### ÉNONCÉ
Reproduisez à l’identique le passage du texte sur la censure au SILA qui commence aux mots « Des dizaines d’auteurs » et s’arrête après les mots « un spectateur forcé. ».

### TEXTE
- - - - -

La pluie frappe les vitres du SILA. Les néons tremblent. Les allées sont désertes. Sur une table, un livre d’Hitler repose sous un projecteur. À côté, le Manuel du parfait salafiste attend le lecteur interdit. Silence. Trop lourd. Trop parfait.

Des dizaines d’auteurs algériens ont disparu. Des Professeurs, journalistes, médecins, anciens de l’ALN qui ont publié leurs ouvrages chez Koukou éditions sont exclus avec cette courageuse maison d’édition. Leurs noms ont été rayés des listes. Pas de convocation. Pas d’explication. Une chaise vide. Un livre fermé. L’absence crie plus fort que n’importe quel discours. La censure a eu raison des symboles de Novembre 1954 et de grands écrivains d’ici et d’ailleurs.

Alger dicte encore le ton. Trop centrée sur elle-même, la capitale absorbe la culture. Les voix de Batna, Constantine, Tamanrasset s’éteignent dans ses couloirs. Elles deviennent des murmures, à peine entendus. La fête du livre se transforme en théâtre silencieux. Chaque stand est un écran. Chaque absent, un spectateur forcé.

Puis le paradoxe éclate. Des ouvrages interdits, extrêmes, totalitaires, brillent sous les lumières officielles : Mémoires de Mussolini, Éric Zemmour, Hitler. Les livres interdits aux auteurs locaux. Le crime n’est pas dans les pages, mais dans le lecteur. Dans la pensée qu’on refuse de voir.

Un document tombe, noir et net. Un procès-verbal. Le président de la Commission de censure avoue : les sanctions contre KOUKOU Éditions ont été ordonnées par la ministre de la Culture, Soraya Mouloudji. Motif : « rapport secret des services de sécurité ». Les livres : « destructeurs », « nuisibles à l’image de l’Algérie ». Voire !

Destructeurs ? Les pages racontent la mémoire, les paysages, la vie. Elles parlent, elles dérangent, mais elles ne tuent pas. La véritable menace pour les censeurs est la liberté de penser. L’audace de raconter autrement. L’Algérie qui vit dans ces pages n’est pas celle qu’on exhibe à Alger : elle est multiple, plurielle, vivante.

- - - - -

### ENREGISTREMENTS FOURNIS

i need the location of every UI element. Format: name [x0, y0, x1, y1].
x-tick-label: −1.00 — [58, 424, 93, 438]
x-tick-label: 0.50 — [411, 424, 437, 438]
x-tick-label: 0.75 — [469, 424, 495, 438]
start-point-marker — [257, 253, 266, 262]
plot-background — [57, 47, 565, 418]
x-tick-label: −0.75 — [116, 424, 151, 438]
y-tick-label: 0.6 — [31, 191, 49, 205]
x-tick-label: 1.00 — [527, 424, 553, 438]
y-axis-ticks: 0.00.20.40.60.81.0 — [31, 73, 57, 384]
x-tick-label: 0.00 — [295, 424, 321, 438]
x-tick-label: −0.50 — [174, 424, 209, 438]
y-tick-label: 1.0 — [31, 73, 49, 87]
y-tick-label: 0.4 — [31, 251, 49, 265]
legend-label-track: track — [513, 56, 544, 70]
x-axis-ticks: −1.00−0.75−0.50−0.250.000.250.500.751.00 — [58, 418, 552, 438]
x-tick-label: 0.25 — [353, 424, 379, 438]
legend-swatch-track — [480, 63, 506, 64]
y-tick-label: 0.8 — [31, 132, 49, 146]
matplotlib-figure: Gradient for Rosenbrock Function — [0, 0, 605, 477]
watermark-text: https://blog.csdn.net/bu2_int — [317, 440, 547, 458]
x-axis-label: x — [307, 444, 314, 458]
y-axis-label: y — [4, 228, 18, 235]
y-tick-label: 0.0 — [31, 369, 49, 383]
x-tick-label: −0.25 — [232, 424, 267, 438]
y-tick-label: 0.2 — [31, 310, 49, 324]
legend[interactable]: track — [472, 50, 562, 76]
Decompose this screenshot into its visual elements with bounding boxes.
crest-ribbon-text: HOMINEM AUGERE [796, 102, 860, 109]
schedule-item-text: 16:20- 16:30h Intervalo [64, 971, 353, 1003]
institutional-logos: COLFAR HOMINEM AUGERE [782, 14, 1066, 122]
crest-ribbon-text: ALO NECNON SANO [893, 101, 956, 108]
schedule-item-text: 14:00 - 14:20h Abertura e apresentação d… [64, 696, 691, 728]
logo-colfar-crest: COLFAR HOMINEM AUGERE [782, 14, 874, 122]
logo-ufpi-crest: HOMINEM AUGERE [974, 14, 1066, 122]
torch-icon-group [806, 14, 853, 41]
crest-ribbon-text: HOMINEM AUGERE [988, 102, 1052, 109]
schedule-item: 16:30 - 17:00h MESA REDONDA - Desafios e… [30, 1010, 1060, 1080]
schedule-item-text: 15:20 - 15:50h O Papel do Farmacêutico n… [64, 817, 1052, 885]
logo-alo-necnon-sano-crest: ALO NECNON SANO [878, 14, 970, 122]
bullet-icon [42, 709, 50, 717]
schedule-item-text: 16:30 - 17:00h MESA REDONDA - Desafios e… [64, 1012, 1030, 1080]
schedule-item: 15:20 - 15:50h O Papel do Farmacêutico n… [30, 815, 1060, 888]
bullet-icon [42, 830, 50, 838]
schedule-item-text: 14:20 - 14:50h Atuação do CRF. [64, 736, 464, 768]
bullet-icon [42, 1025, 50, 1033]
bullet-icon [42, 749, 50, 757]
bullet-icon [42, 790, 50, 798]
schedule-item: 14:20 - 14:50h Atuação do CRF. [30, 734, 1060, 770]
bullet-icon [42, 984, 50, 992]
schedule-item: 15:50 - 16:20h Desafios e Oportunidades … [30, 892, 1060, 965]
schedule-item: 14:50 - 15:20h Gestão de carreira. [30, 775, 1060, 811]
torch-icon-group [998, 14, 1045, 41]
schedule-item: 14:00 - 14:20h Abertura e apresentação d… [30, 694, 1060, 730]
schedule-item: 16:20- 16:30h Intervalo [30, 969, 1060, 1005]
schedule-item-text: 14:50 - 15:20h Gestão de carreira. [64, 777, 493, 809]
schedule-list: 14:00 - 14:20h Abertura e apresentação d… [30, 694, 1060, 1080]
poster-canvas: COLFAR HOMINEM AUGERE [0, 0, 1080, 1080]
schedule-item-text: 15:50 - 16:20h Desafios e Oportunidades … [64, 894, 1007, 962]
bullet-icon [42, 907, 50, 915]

- - - - -

### RÉPONSE COMPLÈTE
Des dizaines d’auteurs algériens ont disparu. Des Professeurs, journalistes, médecins, anciens de l’ALN qui ont publié leurs ouvrages chez Koukou éditions sont exclus avec cette courageuse maison d’édition. Leurs noms ont été rayés des listes. Pas de convocation. Pas d’explication. Une chaise vide. Un livre fermé. L’absence crie plus fort que n’importe quel discours. La censure a eu raison des symboles de Novembre 1954 et de grands écrivains d’ici et d’ailleurs.

Alger dicte encore le ton. Trop centrée sur elle-même, la capitale absorbe la culture. Les voix de Batna, Constantine, Tamanrasset s’éteignent dans ses couloirs. Elles deviennent des murmures, à peine entendus. La fête du livre se transforme en théâtre silencieux. Chaque stand est un écran. Chaque absent, un spectateur forcé.